>> START Data supplied
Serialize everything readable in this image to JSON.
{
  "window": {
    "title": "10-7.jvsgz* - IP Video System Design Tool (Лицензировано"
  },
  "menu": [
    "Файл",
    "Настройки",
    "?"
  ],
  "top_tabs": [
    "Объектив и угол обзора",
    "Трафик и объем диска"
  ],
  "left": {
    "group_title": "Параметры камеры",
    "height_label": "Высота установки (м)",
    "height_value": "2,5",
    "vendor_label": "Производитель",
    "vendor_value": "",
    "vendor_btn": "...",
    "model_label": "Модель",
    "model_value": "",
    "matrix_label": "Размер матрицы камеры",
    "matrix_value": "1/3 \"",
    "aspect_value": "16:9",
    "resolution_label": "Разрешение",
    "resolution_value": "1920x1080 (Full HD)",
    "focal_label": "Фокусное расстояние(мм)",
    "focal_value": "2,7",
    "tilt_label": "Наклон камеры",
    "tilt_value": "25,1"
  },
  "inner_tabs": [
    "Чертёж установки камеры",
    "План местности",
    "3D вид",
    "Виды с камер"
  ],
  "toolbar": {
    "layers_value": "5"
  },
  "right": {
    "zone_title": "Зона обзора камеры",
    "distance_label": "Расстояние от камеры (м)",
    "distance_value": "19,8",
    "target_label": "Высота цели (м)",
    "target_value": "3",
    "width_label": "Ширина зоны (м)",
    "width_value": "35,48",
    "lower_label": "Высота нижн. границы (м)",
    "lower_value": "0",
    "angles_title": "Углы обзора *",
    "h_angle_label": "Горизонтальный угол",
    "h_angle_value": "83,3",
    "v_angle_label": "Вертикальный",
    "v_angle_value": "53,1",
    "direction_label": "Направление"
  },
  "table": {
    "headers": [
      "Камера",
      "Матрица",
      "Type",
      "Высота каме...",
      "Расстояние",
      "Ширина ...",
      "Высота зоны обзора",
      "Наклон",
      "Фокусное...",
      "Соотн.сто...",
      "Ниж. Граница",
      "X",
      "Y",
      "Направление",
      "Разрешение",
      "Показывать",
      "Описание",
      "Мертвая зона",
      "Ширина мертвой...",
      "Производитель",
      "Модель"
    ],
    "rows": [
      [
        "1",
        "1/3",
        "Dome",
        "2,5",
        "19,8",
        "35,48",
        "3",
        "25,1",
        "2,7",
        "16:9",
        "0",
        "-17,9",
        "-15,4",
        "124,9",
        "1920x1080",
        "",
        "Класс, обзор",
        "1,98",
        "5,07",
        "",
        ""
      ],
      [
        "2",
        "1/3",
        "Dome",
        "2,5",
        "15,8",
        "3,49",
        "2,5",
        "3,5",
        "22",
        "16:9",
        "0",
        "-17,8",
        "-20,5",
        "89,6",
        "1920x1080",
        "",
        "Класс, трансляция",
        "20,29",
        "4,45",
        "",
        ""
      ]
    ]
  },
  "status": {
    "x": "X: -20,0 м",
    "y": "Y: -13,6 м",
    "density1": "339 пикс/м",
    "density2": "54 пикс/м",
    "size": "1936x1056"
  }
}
>> END Data supplied
What the task asks ::
Pull out all lines of the data with the string "Разрешение".

Correct response ::
    "resolution_label": "Разрешение",
      "Разрешение",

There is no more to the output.